::: Extrait choisi :::

Appliquons au temps présent ce que nous venons de lire : d’abord les papes n’ont plus de neveux, ou du moins le népotisme ne prévaut plus à Rome. Les papes n’ont donc plus ces intérêts particuliers qui les poussaient à ménager les Espagnols ; ils n’ont plus qu’à s’occuper des intérêts du saint-siège, première cause d’union avec la France.
Il n’y a plus d’Espagnols non plus en Italie, mais il y a encore deux ans l’Autriche dominait en Italie, comme autrefois l’Espagne. La papauté semblait aussi partagée entre deux influences qu’elle opposait l’une à l’autre, celle de l’Autriche et celle de la France. De ces deux influences, quelle était celle que devait préférer la papauté ? Amour-propre national à part, nous n’hésitons pas à croire que c’était l’influence de la France, d’une part à cause du service rendu par la France à la papauté en 1849, et d’autre part à cause de notre désintéressement territorial en Italie. L’Autriche avait la Lombardie et la Vénétie, l’Autriche avait garnison à Ferrare ; nous n’avions pas un pouce de terre en Italie : grande raison au XIXe siècle, comme au XVIIe siècle, pour être bons amis avec les Italiens. Nous occupions Rome, il est vrai, pour y défendre le pape contre l’esprit révolutionnaire ; mais l’Autriche occupait les Légations, et les occupait par contiguïté avec ses possessions italiennes, tandis que entre Rome et Marseille il y a la mer. Nous étions donc des amis pas trop voisins, des protecteurs qui ne pouvaient pas et ne voulaient pas devenir des maîtres.
La guerre de 1859 ne nous a pas ôté ce caractère de désintéressement territorial qui est si important pour nous en Italie. Nous avons vaincu, nous n’avons rien conquis en Italie. L’annexion de la Savoie a fait quelques Français de plus, elle ne fait pas de nous une puissance italienne. Nous devons garder soigneusement cette situation, qui fait de la France l’alliée naturelle de l’Italie et la protectrice la moins gênante de la papauté à Rome.

:::

Consigne 1
Mettez à jour la liste en commençant par sa première ligne et en terminant par la ligne qui contient « - candle-body: [93, 219, 99, 227] », celle-ci comprise, en y remplaçant « macd-histogram-bar » par « macd-bar » sans rien changer d'autre.

::: Données affichées :::

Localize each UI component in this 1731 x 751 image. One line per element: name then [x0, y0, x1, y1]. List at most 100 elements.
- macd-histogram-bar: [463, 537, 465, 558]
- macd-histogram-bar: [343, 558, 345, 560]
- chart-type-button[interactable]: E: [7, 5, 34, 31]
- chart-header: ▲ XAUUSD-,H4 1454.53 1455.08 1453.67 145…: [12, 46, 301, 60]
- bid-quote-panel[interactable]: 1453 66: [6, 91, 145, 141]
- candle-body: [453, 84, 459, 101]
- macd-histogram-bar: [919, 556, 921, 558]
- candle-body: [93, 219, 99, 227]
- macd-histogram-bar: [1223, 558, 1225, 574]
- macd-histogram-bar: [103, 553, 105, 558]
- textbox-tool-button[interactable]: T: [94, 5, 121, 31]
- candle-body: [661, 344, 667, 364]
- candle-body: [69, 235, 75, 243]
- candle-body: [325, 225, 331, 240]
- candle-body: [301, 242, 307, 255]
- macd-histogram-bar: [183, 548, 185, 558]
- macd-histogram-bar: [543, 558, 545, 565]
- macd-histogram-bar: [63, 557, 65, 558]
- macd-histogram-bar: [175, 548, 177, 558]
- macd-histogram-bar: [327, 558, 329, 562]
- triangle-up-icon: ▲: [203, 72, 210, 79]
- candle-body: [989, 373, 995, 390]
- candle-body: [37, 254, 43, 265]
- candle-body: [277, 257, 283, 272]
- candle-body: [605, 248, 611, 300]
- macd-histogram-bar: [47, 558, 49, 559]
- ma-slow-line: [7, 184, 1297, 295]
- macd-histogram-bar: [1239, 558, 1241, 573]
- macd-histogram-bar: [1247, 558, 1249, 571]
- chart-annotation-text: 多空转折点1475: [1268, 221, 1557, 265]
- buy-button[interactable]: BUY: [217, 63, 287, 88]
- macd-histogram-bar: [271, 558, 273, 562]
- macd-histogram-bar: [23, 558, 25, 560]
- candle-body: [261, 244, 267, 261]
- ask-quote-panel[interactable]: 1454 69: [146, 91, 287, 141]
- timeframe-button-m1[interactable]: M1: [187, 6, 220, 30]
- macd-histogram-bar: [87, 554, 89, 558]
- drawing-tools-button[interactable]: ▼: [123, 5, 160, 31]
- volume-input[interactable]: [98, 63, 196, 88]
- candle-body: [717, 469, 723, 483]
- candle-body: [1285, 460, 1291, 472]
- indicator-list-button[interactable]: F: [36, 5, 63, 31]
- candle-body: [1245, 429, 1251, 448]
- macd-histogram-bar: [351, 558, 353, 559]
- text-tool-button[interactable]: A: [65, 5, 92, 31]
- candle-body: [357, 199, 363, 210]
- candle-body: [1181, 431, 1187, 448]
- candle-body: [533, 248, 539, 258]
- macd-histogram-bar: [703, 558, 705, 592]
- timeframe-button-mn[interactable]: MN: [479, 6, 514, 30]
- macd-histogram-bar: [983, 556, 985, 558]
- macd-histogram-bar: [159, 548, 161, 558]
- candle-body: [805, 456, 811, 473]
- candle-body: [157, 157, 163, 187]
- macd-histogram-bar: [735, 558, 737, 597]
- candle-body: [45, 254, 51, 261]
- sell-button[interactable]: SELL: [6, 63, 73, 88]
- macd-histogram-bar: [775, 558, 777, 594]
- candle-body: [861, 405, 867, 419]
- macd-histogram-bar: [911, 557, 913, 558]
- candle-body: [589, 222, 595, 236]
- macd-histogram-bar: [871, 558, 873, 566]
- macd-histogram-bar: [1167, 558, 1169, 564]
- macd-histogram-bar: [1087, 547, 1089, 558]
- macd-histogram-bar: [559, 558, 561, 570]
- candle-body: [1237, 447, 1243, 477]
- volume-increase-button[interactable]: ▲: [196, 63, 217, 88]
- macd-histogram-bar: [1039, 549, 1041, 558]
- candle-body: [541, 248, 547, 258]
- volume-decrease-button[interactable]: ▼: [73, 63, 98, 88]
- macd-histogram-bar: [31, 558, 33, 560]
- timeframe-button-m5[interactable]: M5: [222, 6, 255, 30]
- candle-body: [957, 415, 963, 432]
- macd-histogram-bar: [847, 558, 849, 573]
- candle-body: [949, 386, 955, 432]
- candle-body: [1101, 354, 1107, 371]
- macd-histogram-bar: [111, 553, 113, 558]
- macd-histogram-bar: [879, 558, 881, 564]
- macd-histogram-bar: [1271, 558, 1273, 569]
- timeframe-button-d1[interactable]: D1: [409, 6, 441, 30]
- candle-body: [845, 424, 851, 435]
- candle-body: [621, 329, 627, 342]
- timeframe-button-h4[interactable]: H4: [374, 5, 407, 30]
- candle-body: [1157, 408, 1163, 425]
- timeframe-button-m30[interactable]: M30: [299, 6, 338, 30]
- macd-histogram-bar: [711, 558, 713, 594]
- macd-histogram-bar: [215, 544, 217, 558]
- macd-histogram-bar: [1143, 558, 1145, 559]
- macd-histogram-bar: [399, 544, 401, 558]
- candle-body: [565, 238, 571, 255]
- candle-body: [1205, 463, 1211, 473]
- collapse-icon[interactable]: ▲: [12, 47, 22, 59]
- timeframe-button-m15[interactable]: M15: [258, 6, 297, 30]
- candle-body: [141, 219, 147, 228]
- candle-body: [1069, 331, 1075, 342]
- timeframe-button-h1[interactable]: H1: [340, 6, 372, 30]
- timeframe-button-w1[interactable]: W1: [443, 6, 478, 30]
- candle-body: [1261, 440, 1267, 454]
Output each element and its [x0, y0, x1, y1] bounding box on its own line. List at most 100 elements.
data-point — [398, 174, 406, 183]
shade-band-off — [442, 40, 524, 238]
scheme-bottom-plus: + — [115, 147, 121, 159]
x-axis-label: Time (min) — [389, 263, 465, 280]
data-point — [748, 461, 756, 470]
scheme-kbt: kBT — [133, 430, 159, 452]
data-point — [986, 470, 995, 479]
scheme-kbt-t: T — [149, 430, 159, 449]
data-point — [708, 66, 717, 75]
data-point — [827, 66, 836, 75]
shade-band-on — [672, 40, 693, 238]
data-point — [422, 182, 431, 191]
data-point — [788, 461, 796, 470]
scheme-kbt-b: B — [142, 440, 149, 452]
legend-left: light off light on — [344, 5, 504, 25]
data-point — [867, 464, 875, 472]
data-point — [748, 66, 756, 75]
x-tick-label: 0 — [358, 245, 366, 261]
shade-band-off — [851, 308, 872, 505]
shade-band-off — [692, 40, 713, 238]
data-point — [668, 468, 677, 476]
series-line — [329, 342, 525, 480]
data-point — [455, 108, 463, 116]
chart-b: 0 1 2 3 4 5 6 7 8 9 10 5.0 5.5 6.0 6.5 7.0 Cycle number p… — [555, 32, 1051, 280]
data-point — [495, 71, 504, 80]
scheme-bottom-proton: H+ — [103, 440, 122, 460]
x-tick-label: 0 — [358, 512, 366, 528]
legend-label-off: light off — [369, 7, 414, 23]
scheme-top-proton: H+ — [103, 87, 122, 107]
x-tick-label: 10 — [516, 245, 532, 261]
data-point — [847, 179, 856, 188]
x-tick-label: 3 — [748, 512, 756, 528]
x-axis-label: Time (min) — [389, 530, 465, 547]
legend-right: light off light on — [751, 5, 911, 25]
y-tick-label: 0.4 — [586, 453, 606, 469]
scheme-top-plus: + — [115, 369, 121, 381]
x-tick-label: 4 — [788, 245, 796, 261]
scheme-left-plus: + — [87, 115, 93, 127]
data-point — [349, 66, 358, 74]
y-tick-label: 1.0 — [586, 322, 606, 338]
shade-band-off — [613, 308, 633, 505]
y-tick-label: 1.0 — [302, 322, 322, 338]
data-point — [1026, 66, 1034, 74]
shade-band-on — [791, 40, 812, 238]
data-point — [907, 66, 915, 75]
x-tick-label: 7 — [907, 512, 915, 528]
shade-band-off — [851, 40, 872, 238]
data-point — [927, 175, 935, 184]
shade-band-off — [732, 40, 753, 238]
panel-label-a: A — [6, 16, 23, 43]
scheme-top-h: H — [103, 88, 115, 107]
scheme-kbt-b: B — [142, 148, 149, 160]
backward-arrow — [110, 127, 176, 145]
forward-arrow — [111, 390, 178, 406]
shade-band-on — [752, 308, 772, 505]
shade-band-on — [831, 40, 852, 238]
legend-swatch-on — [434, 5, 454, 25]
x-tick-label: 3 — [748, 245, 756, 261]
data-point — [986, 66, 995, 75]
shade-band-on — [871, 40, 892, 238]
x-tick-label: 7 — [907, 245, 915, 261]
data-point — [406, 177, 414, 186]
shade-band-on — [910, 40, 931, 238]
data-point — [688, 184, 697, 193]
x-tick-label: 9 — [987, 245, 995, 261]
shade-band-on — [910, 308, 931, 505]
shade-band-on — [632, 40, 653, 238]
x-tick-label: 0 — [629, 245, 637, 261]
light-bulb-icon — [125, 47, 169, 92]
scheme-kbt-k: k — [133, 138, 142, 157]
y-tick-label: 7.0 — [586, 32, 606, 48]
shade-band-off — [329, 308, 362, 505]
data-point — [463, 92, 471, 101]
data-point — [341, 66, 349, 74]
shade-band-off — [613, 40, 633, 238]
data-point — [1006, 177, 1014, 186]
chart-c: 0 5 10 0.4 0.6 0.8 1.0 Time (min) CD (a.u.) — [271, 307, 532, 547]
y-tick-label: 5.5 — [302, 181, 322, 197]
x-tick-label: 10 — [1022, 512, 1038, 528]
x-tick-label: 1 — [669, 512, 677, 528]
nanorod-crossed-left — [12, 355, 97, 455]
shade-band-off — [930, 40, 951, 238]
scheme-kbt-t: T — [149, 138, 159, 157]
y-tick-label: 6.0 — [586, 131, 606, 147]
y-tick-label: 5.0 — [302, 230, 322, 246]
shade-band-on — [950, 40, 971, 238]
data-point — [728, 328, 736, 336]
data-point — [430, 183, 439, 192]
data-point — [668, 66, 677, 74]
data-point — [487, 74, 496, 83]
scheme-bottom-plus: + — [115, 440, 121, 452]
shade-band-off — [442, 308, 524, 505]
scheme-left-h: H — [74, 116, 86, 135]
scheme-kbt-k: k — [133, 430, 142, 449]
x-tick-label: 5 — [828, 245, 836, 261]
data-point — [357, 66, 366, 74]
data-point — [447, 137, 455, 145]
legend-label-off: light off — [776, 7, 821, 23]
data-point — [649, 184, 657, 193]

:::

Consigne 2
Rédigez la suite du texte sur la papauté et la position de la France en Italie, en partant de sa dernière phrase.

Réponse rédigée 1
Localize each UI component in this 1731 x 751 image. One line per element: name then [x0, y0, x1, y1]. List at most 100 elements.
- macd-bar: [463, 537, 465, 558]
- macd-bar: [343, 558, 345, 560]
- chart-type-button[interactable]: E: [7, 5, 34, 31]
- chart-header: ▲ XAUUSD-,H4 1454.53 1455.08 1453.67 145…: [12, 46, 301, 60]
- bid-quote-panel[interactable]: 1453 66: [6, 91, 145, 141]
- candle-body: [453, 84, 459, 101]
- macd-bar: [919, 556, 921, 558]
- candle-body: [93, 219, 99, 227]

Réponse rédigée 2
Nous sommes persuadés que cette vérité sera de jour en jour mieux comprise et mieux sentie à Rome et à Paris. Il y a des circonstances momentanées qui peuvent la contrarier en apparence ; il n’y en a pas qui puissent la détruire, sauf une seule : un établissement de la France en Italie. Grâce à Dieu, nous n’en sommes pas là : nous ne voulons être ni les héritiers de Charles VIII à Naples, ni ceux de Louis XII à Milan, ni ceux du brave et malheureux Murat dans l’Italie méridionale, ni ceux de l’enfant qui fut roi de Rome, ni ceux du prince Eugène dans le royaume d’Italie. Avec cette résolution, nous sommes, en dépit des querelles et des émotions passagères, les amis et les alliés nécessaires du saint-siège en Italie. On a beau dire que par notre système de laisser faire et de laisser passer nous avons pris part à l’annexion de la Romagne, et qu’à ce titre la bulle d’excommunication nous atteint d’une façon plus ou moins directe. Je ne cherche pas à savoir si nous répudions l’annexion des Romagnes plus que nous n’y consentons, ou si nous y consentons plus que nous ne la répudions ; il y a là un mystère ou une incertitude que je ne veux pas essayer d’expliquer. Ce que je sais et ce que j’ose affirmer, c’est que la question des Romagnes, quelque importante qu’elle puisse être, ne l’est pas assez pour détruire les causes fondamentales d’union entre le saint-siège et la France, tant que la France n’a pas de possessions en Italie.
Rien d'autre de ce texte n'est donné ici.